*Your objective:* Give only the number of lines in the records below that contain the word "this".

*Materials provided:*
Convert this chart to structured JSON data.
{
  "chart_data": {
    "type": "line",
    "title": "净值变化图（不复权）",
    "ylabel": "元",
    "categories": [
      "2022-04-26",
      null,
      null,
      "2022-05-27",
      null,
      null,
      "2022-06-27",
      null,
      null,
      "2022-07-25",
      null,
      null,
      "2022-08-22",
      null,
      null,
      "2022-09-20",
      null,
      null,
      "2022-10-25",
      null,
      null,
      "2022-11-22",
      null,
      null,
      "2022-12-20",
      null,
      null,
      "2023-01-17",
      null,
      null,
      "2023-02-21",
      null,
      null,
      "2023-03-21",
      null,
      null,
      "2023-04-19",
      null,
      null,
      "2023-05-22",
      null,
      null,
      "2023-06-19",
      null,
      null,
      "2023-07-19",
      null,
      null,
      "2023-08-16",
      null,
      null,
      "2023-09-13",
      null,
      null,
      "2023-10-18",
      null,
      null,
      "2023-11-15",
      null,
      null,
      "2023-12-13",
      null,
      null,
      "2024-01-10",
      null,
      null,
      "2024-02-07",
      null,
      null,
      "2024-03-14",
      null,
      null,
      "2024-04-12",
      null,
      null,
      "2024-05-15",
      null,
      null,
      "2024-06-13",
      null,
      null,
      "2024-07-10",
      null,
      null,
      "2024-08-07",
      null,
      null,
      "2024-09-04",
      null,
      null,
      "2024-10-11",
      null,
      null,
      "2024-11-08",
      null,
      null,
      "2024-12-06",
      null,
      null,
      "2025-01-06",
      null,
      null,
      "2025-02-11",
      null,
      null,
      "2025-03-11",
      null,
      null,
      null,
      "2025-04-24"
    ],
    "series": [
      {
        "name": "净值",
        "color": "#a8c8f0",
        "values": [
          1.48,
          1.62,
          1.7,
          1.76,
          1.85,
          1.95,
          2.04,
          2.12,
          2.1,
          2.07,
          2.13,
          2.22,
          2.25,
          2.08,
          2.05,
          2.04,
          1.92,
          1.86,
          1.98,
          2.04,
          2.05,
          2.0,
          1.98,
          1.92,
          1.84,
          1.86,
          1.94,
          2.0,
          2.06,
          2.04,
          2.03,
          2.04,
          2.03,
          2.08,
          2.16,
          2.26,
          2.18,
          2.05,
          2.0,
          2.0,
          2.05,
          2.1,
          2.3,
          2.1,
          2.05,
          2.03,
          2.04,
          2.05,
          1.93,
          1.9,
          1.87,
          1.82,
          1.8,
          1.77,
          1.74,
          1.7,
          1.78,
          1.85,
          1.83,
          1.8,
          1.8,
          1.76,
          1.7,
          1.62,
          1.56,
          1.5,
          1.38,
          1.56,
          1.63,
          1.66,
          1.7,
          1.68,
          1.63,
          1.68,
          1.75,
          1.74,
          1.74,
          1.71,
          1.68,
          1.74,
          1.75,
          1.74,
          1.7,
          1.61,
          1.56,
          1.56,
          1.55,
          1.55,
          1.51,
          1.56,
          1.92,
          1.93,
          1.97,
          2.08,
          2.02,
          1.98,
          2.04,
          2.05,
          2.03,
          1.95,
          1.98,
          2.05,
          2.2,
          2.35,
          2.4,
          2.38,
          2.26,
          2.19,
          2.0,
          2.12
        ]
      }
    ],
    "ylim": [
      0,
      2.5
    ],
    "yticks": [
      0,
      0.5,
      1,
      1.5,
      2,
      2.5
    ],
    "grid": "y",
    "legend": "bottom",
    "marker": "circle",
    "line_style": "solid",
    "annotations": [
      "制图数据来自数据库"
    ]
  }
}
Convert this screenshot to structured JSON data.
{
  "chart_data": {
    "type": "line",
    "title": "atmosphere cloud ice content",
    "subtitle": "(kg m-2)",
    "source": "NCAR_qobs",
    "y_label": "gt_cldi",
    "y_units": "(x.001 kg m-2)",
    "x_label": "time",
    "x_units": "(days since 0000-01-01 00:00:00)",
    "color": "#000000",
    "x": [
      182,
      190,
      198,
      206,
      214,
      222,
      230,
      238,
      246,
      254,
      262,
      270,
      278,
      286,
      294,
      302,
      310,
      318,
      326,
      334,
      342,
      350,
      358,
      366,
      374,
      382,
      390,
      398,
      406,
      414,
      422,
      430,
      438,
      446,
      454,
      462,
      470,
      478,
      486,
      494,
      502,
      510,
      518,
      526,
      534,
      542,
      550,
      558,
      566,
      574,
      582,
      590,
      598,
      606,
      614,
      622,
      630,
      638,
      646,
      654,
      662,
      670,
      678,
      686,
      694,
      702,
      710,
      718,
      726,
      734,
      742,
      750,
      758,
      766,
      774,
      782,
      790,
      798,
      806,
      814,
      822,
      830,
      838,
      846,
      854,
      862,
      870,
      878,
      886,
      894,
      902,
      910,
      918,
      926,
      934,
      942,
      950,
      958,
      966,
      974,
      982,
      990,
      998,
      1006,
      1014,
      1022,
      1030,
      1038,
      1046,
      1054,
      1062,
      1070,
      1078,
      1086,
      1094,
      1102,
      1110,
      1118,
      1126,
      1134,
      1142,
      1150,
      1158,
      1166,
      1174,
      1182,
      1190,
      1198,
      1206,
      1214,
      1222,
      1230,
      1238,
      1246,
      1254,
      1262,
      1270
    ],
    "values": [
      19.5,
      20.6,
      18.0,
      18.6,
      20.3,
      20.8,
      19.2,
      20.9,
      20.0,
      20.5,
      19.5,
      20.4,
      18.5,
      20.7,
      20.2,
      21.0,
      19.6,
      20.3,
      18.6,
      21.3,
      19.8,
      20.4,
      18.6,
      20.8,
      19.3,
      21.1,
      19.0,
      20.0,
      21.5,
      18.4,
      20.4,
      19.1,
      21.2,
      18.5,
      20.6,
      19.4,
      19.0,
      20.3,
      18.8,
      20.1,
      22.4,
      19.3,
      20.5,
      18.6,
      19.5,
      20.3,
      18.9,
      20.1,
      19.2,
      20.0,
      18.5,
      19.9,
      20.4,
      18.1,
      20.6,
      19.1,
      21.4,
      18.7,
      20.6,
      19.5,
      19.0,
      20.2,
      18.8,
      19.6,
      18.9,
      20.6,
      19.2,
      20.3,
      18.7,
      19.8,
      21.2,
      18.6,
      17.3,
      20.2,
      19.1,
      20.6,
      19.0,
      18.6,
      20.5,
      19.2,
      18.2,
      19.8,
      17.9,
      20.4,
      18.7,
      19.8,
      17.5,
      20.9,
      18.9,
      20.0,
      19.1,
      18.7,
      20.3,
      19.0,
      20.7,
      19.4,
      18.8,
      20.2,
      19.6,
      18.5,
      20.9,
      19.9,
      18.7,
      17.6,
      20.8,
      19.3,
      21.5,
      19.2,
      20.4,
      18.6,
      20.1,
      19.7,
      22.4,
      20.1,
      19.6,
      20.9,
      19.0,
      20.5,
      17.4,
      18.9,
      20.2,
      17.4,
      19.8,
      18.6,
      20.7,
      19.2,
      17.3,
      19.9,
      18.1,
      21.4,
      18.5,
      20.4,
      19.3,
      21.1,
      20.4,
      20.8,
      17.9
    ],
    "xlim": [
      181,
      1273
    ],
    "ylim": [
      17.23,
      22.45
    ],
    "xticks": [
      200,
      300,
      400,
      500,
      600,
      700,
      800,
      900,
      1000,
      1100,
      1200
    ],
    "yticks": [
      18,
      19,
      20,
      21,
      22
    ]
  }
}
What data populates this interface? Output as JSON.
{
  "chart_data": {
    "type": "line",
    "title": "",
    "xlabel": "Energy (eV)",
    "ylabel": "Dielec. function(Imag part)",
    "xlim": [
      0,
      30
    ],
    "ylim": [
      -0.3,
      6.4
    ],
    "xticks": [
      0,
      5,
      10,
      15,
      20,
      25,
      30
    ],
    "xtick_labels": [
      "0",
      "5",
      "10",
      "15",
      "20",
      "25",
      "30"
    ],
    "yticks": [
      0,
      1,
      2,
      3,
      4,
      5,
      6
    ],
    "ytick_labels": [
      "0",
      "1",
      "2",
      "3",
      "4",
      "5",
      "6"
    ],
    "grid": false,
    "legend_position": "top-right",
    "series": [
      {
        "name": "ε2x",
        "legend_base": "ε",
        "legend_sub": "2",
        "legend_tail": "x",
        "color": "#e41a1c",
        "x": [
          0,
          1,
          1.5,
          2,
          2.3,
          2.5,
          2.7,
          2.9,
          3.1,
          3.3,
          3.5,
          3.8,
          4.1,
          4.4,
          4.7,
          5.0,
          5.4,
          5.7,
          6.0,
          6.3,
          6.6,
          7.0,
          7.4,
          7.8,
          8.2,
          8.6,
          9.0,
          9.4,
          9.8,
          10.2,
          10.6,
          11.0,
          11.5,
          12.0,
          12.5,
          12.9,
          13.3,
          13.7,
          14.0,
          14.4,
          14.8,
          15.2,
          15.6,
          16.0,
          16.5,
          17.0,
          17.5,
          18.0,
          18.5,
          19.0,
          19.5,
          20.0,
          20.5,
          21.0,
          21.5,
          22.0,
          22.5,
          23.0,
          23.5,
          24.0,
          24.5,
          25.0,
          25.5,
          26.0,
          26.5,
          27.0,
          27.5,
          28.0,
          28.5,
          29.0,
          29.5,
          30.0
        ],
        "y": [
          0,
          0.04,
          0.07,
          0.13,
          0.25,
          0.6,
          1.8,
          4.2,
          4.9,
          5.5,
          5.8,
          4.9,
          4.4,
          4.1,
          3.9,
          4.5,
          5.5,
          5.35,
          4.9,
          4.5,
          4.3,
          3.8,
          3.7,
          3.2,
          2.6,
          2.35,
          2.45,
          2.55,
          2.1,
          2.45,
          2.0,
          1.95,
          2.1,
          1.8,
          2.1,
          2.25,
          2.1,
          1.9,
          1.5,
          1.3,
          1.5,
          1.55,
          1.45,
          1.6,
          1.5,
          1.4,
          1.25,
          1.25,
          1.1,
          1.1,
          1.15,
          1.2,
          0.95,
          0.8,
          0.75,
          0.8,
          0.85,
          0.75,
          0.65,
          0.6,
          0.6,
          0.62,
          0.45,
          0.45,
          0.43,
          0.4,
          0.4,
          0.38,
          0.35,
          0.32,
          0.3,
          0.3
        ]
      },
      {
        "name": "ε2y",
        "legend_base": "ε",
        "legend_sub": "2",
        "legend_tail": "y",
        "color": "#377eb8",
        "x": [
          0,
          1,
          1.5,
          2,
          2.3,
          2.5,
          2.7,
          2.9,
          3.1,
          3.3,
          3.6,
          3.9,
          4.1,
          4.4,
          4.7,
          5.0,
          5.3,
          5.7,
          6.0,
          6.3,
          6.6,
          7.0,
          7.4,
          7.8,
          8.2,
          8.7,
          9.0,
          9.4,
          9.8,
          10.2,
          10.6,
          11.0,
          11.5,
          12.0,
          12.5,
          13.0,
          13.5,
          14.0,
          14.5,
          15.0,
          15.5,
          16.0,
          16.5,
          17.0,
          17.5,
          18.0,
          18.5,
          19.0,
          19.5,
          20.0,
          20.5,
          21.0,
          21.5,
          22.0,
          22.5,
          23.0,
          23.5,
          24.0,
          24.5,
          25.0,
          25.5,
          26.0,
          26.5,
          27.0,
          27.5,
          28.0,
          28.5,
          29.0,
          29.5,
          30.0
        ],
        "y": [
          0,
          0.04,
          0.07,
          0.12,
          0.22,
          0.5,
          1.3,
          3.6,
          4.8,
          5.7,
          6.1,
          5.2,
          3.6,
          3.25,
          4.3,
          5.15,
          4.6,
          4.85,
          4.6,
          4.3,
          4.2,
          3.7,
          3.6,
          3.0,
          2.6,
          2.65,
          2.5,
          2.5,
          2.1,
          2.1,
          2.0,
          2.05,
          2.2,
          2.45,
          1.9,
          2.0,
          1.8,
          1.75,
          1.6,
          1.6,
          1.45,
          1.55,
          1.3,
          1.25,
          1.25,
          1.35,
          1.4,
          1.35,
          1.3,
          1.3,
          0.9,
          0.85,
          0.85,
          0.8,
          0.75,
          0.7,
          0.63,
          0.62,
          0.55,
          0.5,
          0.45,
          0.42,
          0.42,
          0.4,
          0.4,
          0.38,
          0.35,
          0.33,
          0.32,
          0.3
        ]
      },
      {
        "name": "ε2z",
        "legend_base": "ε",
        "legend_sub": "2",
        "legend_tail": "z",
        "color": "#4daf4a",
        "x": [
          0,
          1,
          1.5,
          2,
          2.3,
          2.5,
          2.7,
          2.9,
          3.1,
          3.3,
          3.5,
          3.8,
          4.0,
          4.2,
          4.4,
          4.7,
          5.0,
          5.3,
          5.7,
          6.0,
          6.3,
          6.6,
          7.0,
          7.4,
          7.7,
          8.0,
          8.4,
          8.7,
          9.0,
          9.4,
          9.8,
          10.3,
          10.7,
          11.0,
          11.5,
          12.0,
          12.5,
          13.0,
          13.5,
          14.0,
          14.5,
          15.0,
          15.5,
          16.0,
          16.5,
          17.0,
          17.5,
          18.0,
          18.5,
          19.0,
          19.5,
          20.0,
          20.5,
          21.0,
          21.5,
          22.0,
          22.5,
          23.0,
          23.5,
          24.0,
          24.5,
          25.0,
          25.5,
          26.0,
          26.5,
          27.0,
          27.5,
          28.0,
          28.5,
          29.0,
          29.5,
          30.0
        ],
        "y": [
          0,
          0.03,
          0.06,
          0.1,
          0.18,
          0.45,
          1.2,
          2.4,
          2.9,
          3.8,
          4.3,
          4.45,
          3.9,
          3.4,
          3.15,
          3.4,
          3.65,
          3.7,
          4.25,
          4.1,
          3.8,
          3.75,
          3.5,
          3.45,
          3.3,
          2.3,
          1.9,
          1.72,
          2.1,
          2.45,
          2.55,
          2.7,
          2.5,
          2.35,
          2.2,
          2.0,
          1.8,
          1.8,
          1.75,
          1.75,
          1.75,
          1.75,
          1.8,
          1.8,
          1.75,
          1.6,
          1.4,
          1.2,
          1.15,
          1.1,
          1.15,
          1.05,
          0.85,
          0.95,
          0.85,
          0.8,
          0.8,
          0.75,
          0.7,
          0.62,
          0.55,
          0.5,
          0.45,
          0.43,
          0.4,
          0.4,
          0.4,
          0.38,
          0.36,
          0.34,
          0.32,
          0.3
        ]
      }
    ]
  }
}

*Correct answer:* 3